--- Required task ---
Without omitting anything, retype the data that follows.

— Start Entries shown —

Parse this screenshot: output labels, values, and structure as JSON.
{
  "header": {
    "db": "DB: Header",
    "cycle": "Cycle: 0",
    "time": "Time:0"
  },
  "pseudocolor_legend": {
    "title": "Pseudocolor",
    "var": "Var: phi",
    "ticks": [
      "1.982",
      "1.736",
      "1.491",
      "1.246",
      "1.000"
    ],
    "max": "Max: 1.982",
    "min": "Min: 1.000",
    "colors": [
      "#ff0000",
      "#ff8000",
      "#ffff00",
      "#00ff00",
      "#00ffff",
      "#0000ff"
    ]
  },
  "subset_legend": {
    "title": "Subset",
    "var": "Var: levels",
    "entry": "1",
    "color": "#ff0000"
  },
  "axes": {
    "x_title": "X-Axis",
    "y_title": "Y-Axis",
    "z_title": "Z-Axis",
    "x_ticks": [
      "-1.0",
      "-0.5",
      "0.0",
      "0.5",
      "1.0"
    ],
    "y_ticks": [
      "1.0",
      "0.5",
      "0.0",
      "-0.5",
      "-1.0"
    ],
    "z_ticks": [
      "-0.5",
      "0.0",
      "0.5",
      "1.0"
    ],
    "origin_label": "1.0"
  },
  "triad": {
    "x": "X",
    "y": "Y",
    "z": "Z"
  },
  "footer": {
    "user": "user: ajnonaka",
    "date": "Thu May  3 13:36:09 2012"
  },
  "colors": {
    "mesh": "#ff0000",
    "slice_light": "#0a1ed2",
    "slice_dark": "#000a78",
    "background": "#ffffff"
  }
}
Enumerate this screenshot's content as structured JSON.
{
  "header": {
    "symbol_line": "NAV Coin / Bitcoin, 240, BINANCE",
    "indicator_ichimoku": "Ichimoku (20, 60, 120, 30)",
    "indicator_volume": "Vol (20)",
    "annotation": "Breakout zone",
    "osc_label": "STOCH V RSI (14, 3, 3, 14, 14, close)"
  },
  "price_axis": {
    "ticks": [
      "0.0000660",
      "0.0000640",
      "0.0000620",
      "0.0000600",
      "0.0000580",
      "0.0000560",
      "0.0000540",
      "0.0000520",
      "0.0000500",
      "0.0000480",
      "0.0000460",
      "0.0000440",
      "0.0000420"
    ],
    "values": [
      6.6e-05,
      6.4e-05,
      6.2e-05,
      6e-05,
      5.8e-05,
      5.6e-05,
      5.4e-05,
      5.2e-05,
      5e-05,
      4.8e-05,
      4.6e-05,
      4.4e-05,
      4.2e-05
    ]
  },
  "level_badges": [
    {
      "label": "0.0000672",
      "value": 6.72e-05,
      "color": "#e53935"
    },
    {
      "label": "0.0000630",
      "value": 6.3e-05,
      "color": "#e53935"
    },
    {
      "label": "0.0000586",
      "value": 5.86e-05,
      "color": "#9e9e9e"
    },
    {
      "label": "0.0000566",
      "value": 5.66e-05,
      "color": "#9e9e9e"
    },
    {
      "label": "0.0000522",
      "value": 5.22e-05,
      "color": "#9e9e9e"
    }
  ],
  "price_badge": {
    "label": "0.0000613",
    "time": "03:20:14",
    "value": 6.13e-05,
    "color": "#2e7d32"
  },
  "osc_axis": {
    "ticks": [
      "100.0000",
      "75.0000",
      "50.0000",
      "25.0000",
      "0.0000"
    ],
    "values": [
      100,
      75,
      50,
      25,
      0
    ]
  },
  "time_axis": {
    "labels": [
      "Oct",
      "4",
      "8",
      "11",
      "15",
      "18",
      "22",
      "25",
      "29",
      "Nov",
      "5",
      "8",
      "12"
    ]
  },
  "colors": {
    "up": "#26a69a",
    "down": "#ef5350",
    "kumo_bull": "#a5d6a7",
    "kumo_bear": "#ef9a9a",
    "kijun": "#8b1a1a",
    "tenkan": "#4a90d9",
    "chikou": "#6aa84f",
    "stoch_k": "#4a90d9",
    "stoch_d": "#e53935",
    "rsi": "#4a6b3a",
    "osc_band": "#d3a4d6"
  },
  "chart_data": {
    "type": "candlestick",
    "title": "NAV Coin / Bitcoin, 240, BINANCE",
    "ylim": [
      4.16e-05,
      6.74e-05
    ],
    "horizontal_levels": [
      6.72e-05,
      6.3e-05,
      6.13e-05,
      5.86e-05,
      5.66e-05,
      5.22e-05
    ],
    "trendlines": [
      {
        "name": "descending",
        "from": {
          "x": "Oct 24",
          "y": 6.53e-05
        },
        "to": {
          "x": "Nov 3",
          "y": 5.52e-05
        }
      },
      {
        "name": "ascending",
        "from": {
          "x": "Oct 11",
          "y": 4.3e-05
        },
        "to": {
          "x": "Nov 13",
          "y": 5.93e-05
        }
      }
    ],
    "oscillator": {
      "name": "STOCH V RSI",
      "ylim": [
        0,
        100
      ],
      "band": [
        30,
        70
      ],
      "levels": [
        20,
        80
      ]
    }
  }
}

— End Entries shown —

--- Complete output ---
Parse this screenshot: output labels, values, and structure as JSON.
{
  "header": {
    "db": "DB: Header",
    "cycle": "Cycle: 0",
    "time": "Time:0"
  },
  "pseudocolor_legend": {
    "title": "Pseudocolor",
    "var": "Var: phi",
    "ticks": [
      "1.982",
      "1.736",
      "1.491",
      "1.246",
      "1.000"
    ],
    "max": "Max: 1.982",
    "min": "Min: 1.000",
    "colors": [
      "#ff0000",
      "#ff8000",
      "#ffff00",
      "#00ff00",
      "#00ffff",
      "#0000ff"
    ]
  },
  "subset_legend": {
    "title": "Subset",
    "var": "Var: levels",
    "entry": "1",
    "color": "#ff0000"
  },
  "axes": {
    "x_title": "X-Axis",
    "y_title": "Y-Axis",
    "z_title": "Z-Axis",
    "x_ticks": [
      "-1.0",
      "-0.5",
      "0.0",
      "0.5",
      "1.0"
    ],
    "y_ticks": [
      "1.0",
      "0.5",
      "0.0",
      "-0.5",
      "-1.0"
    ],
    "z_ticks": [
      "-0.5",
      "0.0",
      "0.5",
      "1.0"
    ],
    "origin_label": "1.0"
  },
  "triad": {
    "x": "X",
    "y": "Y",
    "z": "Z"
  },
  "footer": {
    "user": "user: ajnonaka",
    "date": "Thu May  3 13:36:09 2012"
  },
  "colors": {
    "mesh": "#ff0000",
    "slice_light": "#0a1ed2",
    "slice_dark": "#000a78",
    "background": "#ffffff"
  }
}
Enumerate this screenshot's content as structured JSON.
{
  "header": {
    "symbol_line": "NAV Coin / Bitcoin, 240, BINANCE",
    "indicator_ichimoku": "Ichimoku (20, 60, 120, 30)",
    "indicator_volume": "Vol (20)",
    "annotation": "Breakout zone",
    "osc_label": "STOCH V RSI (14, 3, 3, 14, 14, close)"
  },
  "price_axis": {
    "ticks": [
      "0.0000660",
      "0.0000640",
      "0.0000620",
      "0.0000600",
      "0.0000580",
      "0.0000560",
      "0.0000540",
      "0.0000520",
      "0.0000500",
      "0.0000480",
      "0.0000460",
      "0.0000440",
      "0.0000420"
    ],
    "values": [
      6.6e-05,
      6.4e-05,
      6.2e-05,
      6e-05,
      5.8e-05,
      5.6e-05,
      5.4e-05,
      5.2e-05,
      5e-05,
      4.8e-05,
      4.6e-05,
      4.4e-05,
      4.2e-05
    ]
  },
  "level_badges": [
    {
      "label": "0.0000672",
      "value": 6.72e-05,
      "color": "#e53935"
    },
    {
      "label": "0.0000630",
      "value": 6.3e-05,
      "color": "#e53935"
    },
    {
      "label": "0.0000586",
      "value": 5.86e-05,
      "color": "#9e9e9e"
    },
    {
      "label": "0.0000566",
      "value": 5.66e-05,
      "color": "#9e9e9e"
    },
    {
      "label": "0.0000522",
      "value": 5.22e-05,
      "color": "#9e9e9e"
    }
  ],
  "price_badge": {
    "label": "0.0000613",
    "time": "03:20:14",
    "value": 6.13e-05,
    "color": "#2e7d32"
  },
  "osc_axis": {
    "ticks": [
      "100.0000",
      "75.0000",
      "50.0000",
      "25.0000",
      "0.0000"
    ],
    "values": [
      100,
      75,
      50,
      25,
      0
    ]
  },
  "time_axis": {
    "labels": [
      "Oct",
      "4",
      "8",
      "11",
      "15",
      "18",
      "22",
      "25",
      "29",
      "Nov",
      "5",
      "8",
      "12"
    ]
  },
  "colors": {
    "up": "#26a69a",
    "down": "#ef5350",
    "kumo_bull": "#a5d6a7",
    "kumo_bear": "#ef9a9a",
    "kijun": "#8b1a1a",
    "tenkan": "#4a90d9",
    "chikou": "#6aa84f",
    "stoch_k": "#4a90d9",
    "stoch_d": "#e53935",
    "rsi": "#4a6b3a",
    "osc_band": "#d3a4d6"
  },
  "chart_data": {
    "type": "candlestick",
    "title": "NAV Coin / Bitcoin, 240, BINANCE",
    "ylim": [
      4.16e-05,
      6.74e-05
    ],
    "horizontal_levels": [
      6.72e-05,
      6.3e-05,
      6.13e-05,
      5.86e-05,
      5.66e-05,
      5.22e-05
    ],
    "trendlines": [
      {
        "name": "descending",
        "from": {
          "x": "Oct 24",
          "y": 6.53e-05
        },
        "to": {
          "x": "Nov 3",
          "y": 5.52e-05
        }
      },
      {
        "name": "ascending",
        "from": {
          "x": "Oct 11",
          "y": 4.3e-05
        },
        "to": {
          "x": "Nov 13",
          "y": 5.93e-05
        }
      }
    ],
    "oscillator": {
      "name": "STOCH V RSI",
      "ylim": [
        0,
        100
      ],
      "band": [
        30,
        70
      ],
      "levels": [
        20,
        80
      ]
    }
  }
}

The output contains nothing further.